**Instructions for the task**
Every line of the records below should be restated exactly.

**Records for the task**
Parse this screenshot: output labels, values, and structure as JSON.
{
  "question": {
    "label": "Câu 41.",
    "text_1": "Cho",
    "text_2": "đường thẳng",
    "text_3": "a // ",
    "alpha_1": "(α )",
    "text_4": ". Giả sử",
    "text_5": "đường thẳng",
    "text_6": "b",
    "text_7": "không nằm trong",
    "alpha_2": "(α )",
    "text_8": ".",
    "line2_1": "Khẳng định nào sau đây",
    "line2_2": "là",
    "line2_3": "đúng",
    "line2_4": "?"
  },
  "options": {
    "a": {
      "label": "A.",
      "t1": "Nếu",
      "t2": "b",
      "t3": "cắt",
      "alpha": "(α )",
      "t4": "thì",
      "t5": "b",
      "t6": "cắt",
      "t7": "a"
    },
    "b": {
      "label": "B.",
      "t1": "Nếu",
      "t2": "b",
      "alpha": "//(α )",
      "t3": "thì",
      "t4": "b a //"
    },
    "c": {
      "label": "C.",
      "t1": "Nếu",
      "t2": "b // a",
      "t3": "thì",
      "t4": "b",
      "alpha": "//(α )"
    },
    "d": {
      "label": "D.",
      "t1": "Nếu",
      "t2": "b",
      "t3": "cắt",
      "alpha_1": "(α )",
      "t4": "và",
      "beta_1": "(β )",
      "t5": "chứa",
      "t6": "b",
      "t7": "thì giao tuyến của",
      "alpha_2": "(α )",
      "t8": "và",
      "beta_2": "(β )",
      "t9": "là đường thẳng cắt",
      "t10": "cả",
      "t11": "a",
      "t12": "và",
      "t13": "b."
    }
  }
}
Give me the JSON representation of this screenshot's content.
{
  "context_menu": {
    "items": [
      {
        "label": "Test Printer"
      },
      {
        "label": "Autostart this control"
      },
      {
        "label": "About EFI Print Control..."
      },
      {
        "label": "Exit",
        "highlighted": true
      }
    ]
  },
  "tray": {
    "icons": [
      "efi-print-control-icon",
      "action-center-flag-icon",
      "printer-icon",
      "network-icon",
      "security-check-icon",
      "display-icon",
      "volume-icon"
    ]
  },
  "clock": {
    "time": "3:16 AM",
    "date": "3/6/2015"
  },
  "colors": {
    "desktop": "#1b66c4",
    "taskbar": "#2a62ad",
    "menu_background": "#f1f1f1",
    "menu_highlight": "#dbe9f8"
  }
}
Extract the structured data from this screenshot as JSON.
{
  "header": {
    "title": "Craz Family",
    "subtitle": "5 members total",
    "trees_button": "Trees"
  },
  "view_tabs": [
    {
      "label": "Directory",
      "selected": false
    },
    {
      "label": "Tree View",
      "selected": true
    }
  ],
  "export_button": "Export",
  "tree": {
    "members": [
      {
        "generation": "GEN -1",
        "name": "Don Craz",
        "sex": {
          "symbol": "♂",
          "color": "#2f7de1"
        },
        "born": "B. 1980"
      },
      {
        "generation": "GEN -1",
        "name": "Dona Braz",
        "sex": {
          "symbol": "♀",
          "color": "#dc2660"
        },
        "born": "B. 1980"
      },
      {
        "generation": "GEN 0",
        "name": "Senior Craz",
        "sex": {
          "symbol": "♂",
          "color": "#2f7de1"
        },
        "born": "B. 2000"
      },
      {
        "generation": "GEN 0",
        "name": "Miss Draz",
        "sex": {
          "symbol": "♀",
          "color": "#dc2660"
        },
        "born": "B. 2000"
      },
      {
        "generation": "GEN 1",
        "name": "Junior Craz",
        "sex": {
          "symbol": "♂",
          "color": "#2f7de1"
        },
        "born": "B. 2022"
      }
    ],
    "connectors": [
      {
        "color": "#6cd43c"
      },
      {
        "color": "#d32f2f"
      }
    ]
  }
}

**Complete answer**
Parse this screenshot: output labels, values, and structure as JSON.
{
  "question": {
    "label": "Câu 41.",
    "text_1": "Cho",
    "text_2": "đường thẳng",
    "text_3": "a // ",
    "alpha_1": "(α )",
    "text_4": ". Giả sử",
    "text_5": "đường thẳng",
    "text_6": "b",
    "text_7": "không nằm trong",
    "alpha_2": "(α )",
    "text_8": ".",
    "line2_1": "Khẳng định nào sau đây",
    "line2_2": "là",
    "line2_3": "đúng",
    "line2_4": "?"
  },
  "options": {
    "a": {
      "label": "A.",
      "t1": "Nếu",
      "t2": "b",
      "t3": "cắt",
      "alpha": "(α )",
      "t4": "thì",
      "t5": "b",
      "t6": "cắt",
      "t7": "a"
    },
    "b": {
      "label": "B.",
      "t1": "Nếu",
      "t2": "b",
      "alpha": "//(α )",
      "t3": "thì",
      "t4": "b a //"
    },
    "c": {
      "label": "C.",
      "t1": "Nếu",
      "t2": "b // a",
      "t3": "thì",
      "t4": "b",
      "alpha": "//(α )"
    },
    "d": {
      "label": "D.",
      "t1": "Nếu",
      "t2": "b",
      "t3": "cắt",
      "alpha_1": "(α )",
      "t4": "và",
      "beta_1": "(β )",
      "t5": "chứa",
      "t6": "b",
      "t7": "thì giao tuyến của",
      "alpha_2": "(α )",
      "t8": "và",
      "beta_2": "(β )",
      "t9": "là đường thẳng cắt",
      "t10": "cả",
      "t11": "a",
      "t12": "và",
      "t13": "b."
    }
  }
}
Give me the JSON representation of this screenshot's content.
{
  "context_menu": {
    "items": [
      {
        "label": "Test Printer"
      },
      {
        "label": "Autostart this control"
      },
      {
        "label": "About EFI Print Control..."
      },
      {
        "label": "Exit",
        "highlighted": true
      }
    ]
  },
  "tray": {
    "icons": [
      "efi-print-control-icon",
      "action-center-flag-icon",
      "printer-icon",
      "network-icon",
      "security-check-icon",
      "display-icon",
      "volume-icon"
    ]
  },
  "clock": {
    "time": "3:16 AM",
    "date": "3/6/2015"
  },
  "colors": {
    "desktop": "#1b66c4",
    "taskbar": "#2a62ad",
    "menu_background": "#f1f1f1",
    "menu_highlight": "#dbe9f8"
  }
}
Extract the structured data from this screenshot as JSON.
{
  "header": {
    "title": "Craz Family",
    "subtitle": "5 members total",
    "trees_button": "Trees"
  },
  "view_tabs": [
    {
      "label": "Directory",
      "selected": false
    },
    {
      "label": "Tree View",
      "selected": true
    }
  ],
  "export_button": "Export",
  "tree": {
    "members": [
      {
        "generation": "GEN -1",
        "name": "Don Craz",
        "sex": {
          "symbol": "♂",
          "color": "#2f7de1"
        },
        "born": "B. 1980"
      },
      {
        "generation": "GEN -1",
        "name": "Dona Braz",
        "sex": {
          "symbol": "♀",
          "color": "#dc2660"
        },
        "born": "B. 1980"
      },
      {
        "generation": "GEN 0",
        "name": "Senior Craz",
        "sex": {
          "symbol": "♂",
          "color": "#2f7de1"
        },
        "born": "B. 2000"
      },
      {
        "generation": "GEN 0",
        "name": "Miss Draz",
        "sex": {
          "symbol": "♀",
          "color": "#dc2660"
        },
        "born": "B. 2000"
      },
      {
        "generation": "GEN 1",
        "name": "Junior Craz",
        "sex": {
          "symbol": "♂",
          "color": "#2f7de1"
        },
        "born": "B. 2022"
      }
    ],
    "connectors": [
      {
        "color": "#6cd43c"
      },
      {
        "color": "#d32f2f"
      }
    ]
  }
}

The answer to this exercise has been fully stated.